Check each line for the string "screenshot" and give only the count of lines that have it.

** Start DATA TO USE **

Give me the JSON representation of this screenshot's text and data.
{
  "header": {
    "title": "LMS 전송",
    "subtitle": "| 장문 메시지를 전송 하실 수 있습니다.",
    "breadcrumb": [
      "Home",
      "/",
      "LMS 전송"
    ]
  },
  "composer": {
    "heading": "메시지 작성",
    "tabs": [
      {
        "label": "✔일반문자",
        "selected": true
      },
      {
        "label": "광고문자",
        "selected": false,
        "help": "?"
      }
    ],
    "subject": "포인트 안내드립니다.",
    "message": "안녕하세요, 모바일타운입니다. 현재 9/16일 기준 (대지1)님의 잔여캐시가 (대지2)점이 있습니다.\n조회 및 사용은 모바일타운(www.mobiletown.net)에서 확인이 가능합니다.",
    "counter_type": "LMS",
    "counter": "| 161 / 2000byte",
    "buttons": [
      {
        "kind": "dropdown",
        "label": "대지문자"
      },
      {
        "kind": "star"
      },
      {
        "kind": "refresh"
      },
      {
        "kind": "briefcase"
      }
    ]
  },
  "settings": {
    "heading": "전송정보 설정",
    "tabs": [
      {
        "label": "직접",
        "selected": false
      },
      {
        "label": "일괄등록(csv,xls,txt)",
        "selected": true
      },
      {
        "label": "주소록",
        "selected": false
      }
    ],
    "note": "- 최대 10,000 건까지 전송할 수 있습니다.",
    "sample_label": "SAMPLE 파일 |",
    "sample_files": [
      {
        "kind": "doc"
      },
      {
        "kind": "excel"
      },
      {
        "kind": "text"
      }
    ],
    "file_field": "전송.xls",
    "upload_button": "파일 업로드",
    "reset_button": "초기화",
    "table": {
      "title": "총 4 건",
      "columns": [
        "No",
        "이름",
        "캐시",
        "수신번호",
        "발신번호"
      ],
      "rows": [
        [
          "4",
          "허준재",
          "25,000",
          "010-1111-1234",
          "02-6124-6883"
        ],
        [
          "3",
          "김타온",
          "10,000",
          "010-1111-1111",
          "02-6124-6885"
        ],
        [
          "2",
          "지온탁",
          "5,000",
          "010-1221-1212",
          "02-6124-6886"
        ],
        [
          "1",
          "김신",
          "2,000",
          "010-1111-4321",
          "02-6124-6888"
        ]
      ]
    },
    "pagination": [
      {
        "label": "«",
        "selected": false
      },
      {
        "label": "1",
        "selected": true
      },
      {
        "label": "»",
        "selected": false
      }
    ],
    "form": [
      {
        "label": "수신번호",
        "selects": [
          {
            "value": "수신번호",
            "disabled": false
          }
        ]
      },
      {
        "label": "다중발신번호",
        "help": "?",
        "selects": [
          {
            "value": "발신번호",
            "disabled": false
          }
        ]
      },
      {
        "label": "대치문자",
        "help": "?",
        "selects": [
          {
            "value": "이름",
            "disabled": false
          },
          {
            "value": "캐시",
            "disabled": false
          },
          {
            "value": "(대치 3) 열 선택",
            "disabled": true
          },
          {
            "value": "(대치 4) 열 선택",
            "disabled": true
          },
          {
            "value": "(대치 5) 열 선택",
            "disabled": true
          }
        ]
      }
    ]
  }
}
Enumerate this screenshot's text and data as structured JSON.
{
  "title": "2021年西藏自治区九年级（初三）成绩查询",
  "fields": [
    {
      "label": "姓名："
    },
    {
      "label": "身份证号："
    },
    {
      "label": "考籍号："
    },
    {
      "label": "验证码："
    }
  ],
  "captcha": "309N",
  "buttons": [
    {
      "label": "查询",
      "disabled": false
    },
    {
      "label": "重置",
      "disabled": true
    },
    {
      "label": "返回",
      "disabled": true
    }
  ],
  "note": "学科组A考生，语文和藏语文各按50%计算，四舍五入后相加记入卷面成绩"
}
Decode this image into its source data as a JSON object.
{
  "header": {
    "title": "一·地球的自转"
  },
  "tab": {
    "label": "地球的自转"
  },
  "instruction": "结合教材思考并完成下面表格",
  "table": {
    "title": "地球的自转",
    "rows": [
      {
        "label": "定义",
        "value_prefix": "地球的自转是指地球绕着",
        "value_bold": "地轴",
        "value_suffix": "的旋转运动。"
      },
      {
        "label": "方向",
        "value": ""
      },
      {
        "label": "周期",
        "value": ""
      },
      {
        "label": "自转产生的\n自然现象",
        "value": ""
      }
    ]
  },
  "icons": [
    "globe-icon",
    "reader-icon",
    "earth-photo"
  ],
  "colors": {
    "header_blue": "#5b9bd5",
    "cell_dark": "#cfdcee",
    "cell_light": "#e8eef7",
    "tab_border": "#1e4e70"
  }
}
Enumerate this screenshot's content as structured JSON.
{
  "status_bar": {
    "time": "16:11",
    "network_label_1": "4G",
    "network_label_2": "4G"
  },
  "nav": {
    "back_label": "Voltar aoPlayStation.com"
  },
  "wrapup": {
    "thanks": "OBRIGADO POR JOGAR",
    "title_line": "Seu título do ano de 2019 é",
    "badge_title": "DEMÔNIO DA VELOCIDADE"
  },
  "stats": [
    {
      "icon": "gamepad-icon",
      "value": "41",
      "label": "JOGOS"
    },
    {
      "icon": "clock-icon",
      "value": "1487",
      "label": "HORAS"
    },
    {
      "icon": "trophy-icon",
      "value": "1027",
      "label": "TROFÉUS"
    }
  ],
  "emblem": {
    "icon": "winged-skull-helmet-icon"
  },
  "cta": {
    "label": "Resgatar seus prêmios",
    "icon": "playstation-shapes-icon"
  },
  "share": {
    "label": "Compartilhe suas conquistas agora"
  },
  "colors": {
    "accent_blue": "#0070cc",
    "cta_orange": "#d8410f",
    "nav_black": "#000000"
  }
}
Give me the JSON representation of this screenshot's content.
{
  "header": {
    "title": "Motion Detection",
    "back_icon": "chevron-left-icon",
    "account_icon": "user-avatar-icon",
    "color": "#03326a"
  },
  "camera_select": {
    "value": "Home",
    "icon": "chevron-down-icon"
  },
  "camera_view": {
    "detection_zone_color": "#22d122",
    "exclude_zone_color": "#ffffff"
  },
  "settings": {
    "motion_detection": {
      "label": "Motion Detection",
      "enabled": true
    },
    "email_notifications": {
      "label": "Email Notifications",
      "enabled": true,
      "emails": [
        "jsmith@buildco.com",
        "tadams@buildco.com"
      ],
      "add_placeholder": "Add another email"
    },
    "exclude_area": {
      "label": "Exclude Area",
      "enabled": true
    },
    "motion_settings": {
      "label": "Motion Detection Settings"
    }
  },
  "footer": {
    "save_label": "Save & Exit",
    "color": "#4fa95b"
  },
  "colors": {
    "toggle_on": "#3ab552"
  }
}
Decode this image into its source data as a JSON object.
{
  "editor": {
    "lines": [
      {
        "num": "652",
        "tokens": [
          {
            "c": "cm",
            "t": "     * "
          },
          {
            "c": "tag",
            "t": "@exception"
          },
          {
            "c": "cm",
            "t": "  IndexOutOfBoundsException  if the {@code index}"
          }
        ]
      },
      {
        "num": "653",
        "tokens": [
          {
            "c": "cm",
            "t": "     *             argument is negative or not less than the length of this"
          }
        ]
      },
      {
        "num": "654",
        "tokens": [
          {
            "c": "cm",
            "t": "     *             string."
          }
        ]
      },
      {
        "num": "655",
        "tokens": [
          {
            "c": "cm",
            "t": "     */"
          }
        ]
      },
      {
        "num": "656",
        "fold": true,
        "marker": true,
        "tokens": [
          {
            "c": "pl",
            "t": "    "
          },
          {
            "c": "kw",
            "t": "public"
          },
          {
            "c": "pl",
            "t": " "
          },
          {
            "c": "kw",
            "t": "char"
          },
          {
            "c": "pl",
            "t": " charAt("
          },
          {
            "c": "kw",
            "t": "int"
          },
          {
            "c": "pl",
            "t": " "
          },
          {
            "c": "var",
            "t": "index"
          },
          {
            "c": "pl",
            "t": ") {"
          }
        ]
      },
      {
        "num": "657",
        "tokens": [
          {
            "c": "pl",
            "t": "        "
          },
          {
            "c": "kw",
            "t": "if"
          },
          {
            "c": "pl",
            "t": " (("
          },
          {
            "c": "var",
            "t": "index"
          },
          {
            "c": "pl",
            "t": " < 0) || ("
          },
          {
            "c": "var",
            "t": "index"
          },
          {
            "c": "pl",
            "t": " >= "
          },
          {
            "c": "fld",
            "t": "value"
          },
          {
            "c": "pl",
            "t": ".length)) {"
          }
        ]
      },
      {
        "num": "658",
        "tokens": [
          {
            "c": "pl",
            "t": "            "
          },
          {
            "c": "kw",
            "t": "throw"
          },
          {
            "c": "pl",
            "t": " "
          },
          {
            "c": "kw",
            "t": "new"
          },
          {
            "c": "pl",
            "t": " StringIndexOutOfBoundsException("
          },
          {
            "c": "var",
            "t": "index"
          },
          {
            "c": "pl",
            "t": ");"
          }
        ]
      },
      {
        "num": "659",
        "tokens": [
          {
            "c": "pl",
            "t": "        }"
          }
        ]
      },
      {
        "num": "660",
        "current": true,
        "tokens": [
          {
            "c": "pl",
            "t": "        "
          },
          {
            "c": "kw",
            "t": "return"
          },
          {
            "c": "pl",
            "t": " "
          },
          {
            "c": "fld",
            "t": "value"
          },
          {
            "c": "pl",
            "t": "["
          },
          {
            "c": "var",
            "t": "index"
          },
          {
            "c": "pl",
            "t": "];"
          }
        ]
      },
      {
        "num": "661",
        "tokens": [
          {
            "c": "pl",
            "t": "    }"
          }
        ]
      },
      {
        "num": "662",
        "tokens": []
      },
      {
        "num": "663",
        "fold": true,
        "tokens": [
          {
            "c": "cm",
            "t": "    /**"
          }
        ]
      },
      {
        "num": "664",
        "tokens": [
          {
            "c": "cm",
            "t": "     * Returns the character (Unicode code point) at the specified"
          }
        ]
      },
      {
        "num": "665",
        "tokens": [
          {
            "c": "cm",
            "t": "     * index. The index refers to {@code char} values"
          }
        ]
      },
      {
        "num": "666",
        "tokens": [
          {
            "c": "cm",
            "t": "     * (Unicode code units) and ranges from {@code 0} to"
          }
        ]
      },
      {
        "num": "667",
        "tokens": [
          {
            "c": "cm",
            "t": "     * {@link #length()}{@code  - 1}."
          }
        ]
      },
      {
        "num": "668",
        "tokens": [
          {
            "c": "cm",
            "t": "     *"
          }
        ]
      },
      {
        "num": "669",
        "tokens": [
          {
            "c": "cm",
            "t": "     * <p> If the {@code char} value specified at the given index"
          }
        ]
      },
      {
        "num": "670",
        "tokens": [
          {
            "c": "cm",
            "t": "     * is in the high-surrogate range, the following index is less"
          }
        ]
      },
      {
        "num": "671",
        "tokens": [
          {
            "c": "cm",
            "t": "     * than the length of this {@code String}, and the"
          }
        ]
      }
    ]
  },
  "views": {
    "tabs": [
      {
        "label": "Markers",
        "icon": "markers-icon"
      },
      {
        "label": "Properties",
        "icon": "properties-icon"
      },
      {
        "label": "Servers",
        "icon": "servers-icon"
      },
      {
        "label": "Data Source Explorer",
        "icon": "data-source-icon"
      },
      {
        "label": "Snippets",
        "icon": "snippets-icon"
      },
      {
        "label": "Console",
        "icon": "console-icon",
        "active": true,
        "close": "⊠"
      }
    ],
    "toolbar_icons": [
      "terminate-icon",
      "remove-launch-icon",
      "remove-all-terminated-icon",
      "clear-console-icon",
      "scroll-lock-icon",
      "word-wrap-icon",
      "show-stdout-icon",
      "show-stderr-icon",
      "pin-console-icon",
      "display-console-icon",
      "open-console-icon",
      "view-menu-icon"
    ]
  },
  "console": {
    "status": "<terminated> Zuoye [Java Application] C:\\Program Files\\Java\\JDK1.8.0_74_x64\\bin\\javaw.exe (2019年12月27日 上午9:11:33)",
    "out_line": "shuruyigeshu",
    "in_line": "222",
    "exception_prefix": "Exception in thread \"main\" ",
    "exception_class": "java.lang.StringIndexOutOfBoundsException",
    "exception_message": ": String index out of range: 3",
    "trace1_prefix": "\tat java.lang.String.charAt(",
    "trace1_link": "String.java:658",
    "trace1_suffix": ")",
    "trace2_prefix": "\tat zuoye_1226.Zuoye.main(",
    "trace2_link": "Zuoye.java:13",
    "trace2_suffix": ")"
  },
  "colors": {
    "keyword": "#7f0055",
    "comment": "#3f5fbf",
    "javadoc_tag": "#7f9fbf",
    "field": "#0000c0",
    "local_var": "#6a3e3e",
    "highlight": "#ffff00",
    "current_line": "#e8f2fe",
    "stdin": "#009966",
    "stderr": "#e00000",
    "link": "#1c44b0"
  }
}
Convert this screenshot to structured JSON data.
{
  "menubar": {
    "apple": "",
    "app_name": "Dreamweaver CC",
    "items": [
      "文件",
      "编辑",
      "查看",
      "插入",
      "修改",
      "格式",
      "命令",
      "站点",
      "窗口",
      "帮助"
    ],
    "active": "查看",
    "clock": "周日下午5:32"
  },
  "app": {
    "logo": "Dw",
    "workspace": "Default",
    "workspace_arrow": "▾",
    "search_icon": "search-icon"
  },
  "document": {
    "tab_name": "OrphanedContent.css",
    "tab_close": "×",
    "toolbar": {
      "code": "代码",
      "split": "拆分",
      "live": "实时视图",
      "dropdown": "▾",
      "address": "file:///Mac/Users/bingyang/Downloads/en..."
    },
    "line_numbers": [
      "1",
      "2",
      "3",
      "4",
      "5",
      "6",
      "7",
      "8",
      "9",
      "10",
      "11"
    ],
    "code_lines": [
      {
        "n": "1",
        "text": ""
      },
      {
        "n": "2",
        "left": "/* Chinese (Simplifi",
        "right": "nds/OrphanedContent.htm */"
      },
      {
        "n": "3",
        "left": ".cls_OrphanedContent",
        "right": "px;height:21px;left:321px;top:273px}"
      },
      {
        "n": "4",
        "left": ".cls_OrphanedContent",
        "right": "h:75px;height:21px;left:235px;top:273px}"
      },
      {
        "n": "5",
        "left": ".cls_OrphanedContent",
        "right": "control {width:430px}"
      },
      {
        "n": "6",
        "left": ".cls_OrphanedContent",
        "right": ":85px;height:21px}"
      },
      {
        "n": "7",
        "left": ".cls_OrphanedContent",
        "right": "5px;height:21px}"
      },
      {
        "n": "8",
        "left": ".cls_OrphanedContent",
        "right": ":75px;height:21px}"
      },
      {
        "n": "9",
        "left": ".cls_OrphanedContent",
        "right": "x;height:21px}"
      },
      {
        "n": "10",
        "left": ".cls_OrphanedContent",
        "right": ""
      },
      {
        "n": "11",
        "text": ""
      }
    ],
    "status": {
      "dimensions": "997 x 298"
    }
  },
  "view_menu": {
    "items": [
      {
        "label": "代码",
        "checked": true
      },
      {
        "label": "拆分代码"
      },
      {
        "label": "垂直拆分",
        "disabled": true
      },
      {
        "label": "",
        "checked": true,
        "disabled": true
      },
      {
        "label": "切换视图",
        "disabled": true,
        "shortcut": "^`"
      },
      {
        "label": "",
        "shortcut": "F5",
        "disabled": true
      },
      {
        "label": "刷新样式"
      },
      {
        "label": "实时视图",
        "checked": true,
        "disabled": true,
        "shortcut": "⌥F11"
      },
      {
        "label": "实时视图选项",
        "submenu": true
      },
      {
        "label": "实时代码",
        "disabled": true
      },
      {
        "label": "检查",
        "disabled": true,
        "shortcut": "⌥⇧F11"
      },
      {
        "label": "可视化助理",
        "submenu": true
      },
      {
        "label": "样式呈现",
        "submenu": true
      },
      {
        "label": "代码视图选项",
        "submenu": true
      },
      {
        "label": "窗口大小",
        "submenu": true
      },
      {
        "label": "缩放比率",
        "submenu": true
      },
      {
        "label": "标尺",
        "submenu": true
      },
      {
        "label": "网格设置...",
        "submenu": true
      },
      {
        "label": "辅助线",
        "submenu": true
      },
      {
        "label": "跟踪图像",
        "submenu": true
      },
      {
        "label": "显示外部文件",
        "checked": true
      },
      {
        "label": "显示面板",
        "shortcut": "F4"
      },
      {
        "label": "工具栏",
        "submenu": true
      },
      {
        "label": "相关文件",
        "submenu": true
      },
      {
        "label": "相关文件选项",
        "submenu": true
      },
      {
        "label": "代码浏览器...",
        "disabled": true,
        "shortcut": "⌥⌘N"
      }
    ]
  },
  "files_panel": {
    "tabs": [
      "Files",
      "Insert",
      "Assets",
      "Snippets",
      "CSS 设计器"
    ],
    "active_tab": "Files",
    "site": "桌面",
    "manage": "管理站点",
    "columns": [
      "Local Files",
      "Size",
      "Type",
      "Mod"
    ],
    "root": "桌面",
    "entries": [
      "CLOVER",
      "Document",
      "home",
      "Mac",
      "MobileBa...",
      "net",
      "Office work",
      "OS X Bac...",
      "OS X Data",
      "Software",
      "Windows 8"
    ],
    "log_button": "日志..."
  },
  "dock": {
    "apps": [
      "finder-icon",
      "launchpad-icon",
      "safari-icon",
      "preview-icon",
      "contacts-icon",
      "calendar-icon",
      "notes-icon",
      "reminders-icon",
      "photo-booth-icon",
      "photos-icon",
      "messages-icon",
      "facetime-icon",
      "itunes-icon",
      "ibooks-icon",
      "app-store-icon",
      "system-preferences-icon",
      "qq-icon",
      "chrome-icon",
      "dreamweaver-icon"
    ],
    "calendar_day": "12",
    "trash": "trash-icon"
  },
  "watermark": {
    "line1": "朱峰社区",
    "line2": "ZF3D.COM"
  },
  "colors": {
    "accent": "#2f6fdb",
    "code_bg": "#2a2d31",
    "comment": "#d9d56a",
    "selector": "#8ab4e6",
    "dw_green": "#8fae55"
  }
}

** End DATA TO USE **

RIGHT ANSWER: 5